RECORDS SUPPLIED:
* * * * * * * * *

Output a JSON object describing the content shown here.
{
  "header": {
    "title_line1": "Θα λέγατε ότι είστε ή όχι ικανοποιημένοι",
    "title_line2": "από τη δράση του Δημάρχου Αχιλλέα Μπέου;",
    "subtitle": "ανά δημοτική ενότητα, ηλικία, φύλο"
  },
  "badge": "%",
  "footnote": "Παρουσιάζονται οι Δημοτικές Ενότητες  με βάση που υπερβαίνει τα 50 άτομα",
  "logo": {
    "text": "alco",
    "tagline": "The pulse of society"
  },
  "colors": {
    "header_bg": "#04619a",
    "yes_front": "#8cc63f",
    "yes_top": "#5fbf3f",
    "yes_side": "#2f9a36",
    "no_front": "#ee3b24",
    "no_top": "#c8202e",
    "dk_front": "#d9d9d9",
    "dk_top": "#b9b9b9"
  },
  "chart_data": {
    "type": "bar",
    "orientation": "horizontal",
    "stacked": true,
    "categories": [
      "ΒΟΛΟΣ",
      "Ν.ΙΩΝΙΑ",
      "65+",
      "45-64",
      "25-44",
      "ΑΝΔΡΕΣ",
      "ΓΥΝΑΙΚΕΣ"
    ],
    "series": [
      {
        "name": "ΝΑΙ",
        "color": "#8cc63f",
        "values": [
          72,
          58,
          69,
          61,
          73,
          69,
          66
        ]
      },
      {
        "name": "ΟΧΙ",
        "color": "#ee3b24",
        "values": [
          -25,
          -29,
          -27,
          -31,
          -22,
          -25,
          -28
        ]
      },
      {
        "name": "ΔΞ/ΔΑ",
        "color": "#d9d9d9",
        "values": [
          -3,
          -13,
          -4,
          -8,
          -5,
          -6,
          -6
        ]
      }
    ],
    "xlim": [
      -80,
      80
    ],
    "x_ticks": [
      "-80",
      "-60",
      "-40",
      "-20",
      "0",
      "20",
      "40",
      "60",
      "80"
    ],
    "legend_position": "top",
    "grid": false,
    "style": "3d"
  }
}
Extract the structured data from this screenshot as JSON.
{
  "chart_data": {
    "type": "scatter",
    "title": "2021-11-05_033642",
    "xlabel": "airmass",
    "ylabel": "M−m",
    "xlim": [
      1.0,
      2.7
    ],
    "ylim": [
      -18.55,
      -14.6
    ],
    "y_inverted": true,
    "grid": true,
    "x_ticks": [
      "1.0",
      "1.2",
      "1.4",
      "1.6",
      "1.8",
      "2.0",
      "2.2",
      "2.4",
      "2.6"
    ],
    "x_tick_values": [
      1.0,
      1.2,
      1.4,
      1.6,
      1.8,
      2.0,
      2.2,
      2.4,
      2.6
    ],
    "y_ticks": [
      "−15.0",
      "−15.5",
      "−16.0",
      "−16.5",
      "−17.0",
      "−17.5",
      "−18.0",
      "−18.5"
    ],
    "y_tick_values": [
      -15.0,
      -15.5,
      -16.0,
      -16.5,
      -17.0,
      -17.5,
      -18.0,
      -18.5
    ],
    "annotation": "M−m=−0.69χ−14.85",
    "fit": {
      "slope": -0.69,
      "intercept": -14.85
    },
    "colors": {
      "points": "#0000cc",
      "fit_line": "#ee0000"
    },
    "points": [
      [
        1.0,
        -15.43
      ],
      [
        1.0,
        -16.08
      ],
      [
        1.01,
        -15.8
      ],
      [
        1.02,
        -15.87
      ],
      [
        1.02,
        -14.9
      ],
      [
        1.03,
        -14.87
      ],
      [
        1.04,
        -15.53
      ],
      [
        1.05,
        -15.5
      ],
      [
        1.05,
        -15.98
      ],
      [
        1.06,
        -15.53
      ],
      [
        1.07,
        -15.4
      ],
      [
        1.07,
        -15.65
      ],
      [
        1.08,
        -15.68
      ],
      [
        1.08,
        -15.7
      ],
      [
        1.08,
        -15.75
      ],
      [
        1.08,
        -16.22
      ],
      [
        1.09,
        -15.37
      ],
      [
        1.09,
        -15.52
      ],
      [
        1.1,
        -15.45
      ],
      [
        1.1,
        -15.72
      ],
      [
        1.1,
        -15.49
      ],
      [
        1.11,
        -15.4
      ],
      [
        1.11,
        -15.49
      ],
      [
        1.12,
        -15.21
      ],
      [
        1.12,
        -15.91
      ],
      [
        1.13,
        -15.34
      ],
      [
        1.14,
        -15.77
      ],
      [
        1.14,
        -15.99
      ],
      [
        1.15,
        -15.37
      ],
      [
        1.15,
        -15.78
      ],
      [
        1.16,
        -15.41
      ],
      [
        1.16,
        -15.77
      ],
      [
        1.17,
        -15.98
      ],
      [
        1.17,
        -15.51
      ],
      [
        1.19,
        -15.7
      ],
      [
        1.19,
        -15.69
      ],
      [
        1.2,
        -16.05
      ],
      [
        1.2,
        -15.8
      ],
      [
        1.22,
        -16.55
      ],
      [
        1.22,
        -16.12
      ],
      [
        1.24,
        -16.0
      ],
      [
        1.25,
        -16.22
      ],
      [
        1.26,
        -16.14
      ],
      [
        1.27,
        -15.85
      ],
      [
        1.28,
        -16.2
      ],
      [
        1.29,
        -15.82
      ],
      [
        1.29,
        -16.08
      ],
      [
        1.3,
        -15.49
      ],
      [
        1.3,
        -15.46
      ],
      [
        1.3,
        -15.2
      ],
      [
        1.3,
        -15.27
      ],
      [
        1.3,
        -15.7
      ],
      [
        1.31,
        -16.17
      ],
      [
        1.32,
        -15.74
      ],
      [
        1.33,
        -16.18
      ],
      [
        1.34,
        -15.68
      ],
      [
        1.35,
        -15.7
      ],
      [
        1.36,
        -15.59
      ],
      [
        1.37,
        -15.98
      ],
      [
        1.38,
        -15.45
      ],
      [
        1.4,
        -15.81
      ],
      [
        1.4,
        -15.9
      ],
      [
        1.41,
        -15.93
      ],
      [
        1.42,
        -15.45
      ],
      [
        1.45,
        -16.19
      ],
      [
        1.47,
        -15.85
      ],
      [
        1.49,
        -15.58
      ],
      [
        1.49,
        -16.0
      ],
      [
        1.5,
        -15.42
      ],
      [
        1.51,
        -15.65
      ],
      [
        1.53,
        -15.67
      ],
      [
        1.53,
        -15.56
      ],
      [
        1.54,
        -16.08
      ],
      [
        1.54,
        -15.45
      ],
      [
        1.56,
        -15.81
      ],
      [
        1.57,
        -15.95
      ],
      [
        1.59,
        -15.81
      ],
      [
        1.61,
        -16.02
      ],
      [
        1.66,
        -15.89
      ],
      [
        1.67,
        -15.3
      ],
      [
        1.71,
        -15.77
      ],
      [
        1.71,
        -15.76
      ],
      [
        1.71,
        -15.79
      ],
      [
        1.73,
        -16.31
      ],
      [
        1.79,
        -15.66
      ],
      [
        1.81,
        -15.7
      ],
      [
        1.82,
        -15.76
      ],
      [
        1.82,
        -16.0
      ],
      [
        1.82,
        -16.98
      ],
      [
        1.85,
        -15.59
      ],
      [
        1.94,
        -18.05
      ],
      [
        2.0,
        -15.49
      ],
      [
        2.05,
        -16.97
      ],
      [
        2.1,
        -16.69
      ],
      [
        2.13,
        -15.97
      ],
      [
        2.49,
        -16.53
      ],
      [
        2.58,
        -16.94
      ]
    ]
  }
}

* * * * * * * * *

PROBLEM STATEMENT: The records above should be returned exactly.

EXERCISE OUTPUT:
Output a JSON object describing the content shown here.
{
  "header": {
    "title_line1": "Θα λέγατε ότι είστε ή όχι ικανοποιημένοι",
    "title_line2": "από τη δράση του Δημάρχου Αχιλλέα Μπέου;",
    "subtitle": "ανά δημοτική ενότητα, ηλικία, φύλο"
  },
  "badge": "%",
  "footnote": "Παρουσιάζονται οι Δημοτικές Ενότητες  με βάση που υπερβαίνει τα 50 άτομα",
  "logo": {
    "text": "alco",
    "tagline": "The pulse of society"
  },
  "colors": {
    "header_bg": "#04619a",
    "yes_front": "#8cc63f",
    "yes_top": "#5fbf3f",
    "yes_side": "#2f9a36",
    "no_front": "#ee3b24",
    "no_top": "#c8202e",
    "dk_front": "#d9d9d9",
    "dk_top": "#b9b9b9"
  },
  "chart_data": {
    "type": "bar",
    "orientation": "horizontal",
    "stacked": true,
    "categories": [
      "ΒΟΛΟΣ",
      "Ν.ΙΩΝΙΑ",
      "65+",
      "45-64",
      "25-44",
      "ΑΝΔΡΕΣ",
      "ΓΥΝΑΙΚΕΣ"
    ],
    "series": [
      {
        "name": "ΝΑΙ",
        "color": "#8cc63f",
        "values": [
          72,
          58,
          69,
          61,
          73,
          69,
          66
        ]
      },
      {
        "name": "ΟΧΙ",
        "color": "#ee3b24",
        "values": [
          -25,
          -29,
          -27,
          -31,
          -22,
          -25,
          -28
        ]
      },
      {
        "name": "ΔΞ/ΔΑ",
        "color": "#d9d9d9",
        "values": [
          -3,
          -13,
          -4,
          -8,
          -5,
          -6,
          -6
        ]
      }
    ],
    "xlim": [
      -80,
      80
    ],
    "x_ticks": [
      "-80",
      "-60",
      "-40",
      "-20",
      "0",
      "20",
      "40",
      "60",
      "80"
    ],
    "legend_position": "top",
    "grid": false,
    "style": "3d"
  }
}
Extract the structured data from this screenshot as JSON.
{
  "chart_data": {
    "type": "scatter",
    "title": "2021-11-05_033642",
    "xlabel": "airmass",
    "ylabel": "M−m",
    "xlim": [
      1.0,
      2.7
    ],
    "ylim": [
      -18.55,
      -14.6
    ],
    "y_inverted": true,
    "grid": true,
    "x_ticks": [
      "1.0",
      "1.2",
      "1.4",
      "1.6",
      "1.8",
      "2.0",
      "2.2",
      "2.4",
      "2.6"
    ],
    "x_tick_values": [
      1.0,
      1.2,
      1.4,
      1.6,
      1.8,
      2.0,
      2.2,
      2.4,
      2.6
    ],
    "y_ticks": [
      "−15.0",
      "−15.5",
      "−16.0",
      "−16.5",
      "−17.0",
      "−17.5",
      "−18.0",
      "−18.5"
    ],
    "y_tick_values": [
      -15.0,
      -15.5,
      -16.0,
      -16.5,
      -17.0,
      -17.5,
      -18.0,
      -18.5
    ],
    "annotation": "M−m=−0.69χ−14.85",
    "fit": {
      "slope": -0.69,
      "intercept": -14.85
    },
    "colors": {
      "points": "#0000cc",
      "fit_line": "#ee0000"
    },
    "points": [
      [
        1.0,
        -15.43
      ],
      [
        1.0,
        -16.08
      ],
      [
        1.01,
        -15.8
      ],
      [
        1.02,
        -15.87
      ],
      [
        1.02,
        -14.9
      ],
      [
        1.03,
        -14.87
      ],
      [
        1.04,
        -15.53
      ],
      [
        1.05,
        -15.5
      ],
      [
        1.05,
        -15.98
      ],
      [
        1.06,
        -15.53
      ],
      [
        1.07,
        -15.4
      ],
      [
        1.07,
        -15.65
      ],
      [
        1.08,
        -15.68
      ],
      [
        1.08,
        -15.7
      ],
      [
        1.08,
        -15.75
      ],
      [
        1.08,
        -16.22
      ],
      [
        1.09,
        -15.37
      ],
      [
        1.09,
        -15.52
      ],
      [
        1.1,
        -15.45
      ],
      [
        1.1,
        -15.72
      ],
      [
        1.1,
        -15.49
      ],
      [
        1.11,
        -15.4
      ],
      [
        1.11,
        -15.49
      ],
      [
        1.12,
        -15.21
      ],
      [
        1.12,
        -15.91
      ],
      [
        1.13,
        -15.34
      ],
      [
        1.14,
        -15.77
      ],
      [
        1.14,
        -15.99
      ],
      [
        1.15,
        -15.37
      ],
      [
        1.15,
        -15.78
      ],
      [
        1.16,
        -15.41
      ],
      [
        1.16,
        -15.77
      ],
      [
        1.17,
        -15.98
      ],
      [
        1.17,
        -15.51
      ],
      [
        1.19,
        -15.7
      ],
      [
        1.19,
        -15.69
      ],
      [
        1.2,
        -16.05
      ],
      [
        1.2,
        -15.8
      ],
      [
        1.22,
        -16.55
      ],
      [
        1.22,
        -16.12
      ],
      [
        1.24,
        -16.0
      ],
      [
        1.25,
        -16.22
      ],
      [
        1.26,
        -16.14
      ],
      [
        1.27,
        -15.85
      ],
      [
        1.28,
        -16.2
      ],
      [
        1.29,
        -15.82
      ],
      [
        1.29,
        -16.08
      ],
      [
        1.3,
        -15.49
      ],
      [
        1.3,
        -15.46
      ],
      [
        1.3,
        -15.2
      ],
      [
        1.3,
        -15.27
      ],
      [
        1.3,
        -15.7
      ],
      [
        1.31,
        -16.17
      ],
      [
        1.32,
        -15.74
      ],
      [
        1.33,
        -16.18
      ],
      [
        1.34,
        -15.68
      ],
      [
        1.35,
        -15.7
      ],
      [
        1.36,
        -15.59
      ],
      [
        1.37,
        -15.98
      ],
      [
        1.38,
        -15.45
      ],
      [
        1.4,
        -15.81
      ],
      [
        1.4,
        -15.9
      ],
      [
        1.41,
        -15.93
      ],
      [
        1.42,
        -15.45
      ],
      [
        1.45,
        -16.19
      ],
      [
        1.47,
        -15.85
      ],
      [
        1.49,
        -15.58
      ],
      [
        1.49,
        -16.0
      ],
      [
        1.5,
        -15.42
      ],
      [
        1.51,
        -15.65
      ],
      [
        1.53,
        -15.67
      ],
      [
        1.53,
        -15.56
      ],
      [
        1.54,
        -16.08
      ],
      [
        1.54,
        -15.45
      ],
      [
        1.56,
        -15.81
      ],
      [
        1.57,
        -15.95
      ],
      [
        1.59,
        -15.81
      ],
      [
        1.61,
        -16.02
      ],
      [
        1.66,
        -15.89
      ],
      [
        1.67,
        -15.3
      ],
      [
        1.71,
        -15.77
      ],
      [
        1.71,
        -15.76
      ],
      [
        1.71,
        -15.79
      ],
      [
        1.73,
        -16.31
      ],
      [
        1.79,
        -15.66
      ],
      [
        1.81,
        -15.7
      ],
      [
        1.82,
        -15.76
      ],
      [
        1.82,
        -16.0
      ],
      [
        1.82,
        -16.98
      ],
      [
        1.85,
        -15.59
      ],
      [
        1.94,
        -18.05
      ],
      [
        2.0,
        -15.49
      ],
      [
        2.05,
        -16.97
      ],
      [
        2.1,
        -16.69
      ],
      [
        2.13,
        -15.97
      ],
      [
        2.49,
        -16.53
      ],
      [
        2.58,
        -16.94
      ]
    ]
  }
}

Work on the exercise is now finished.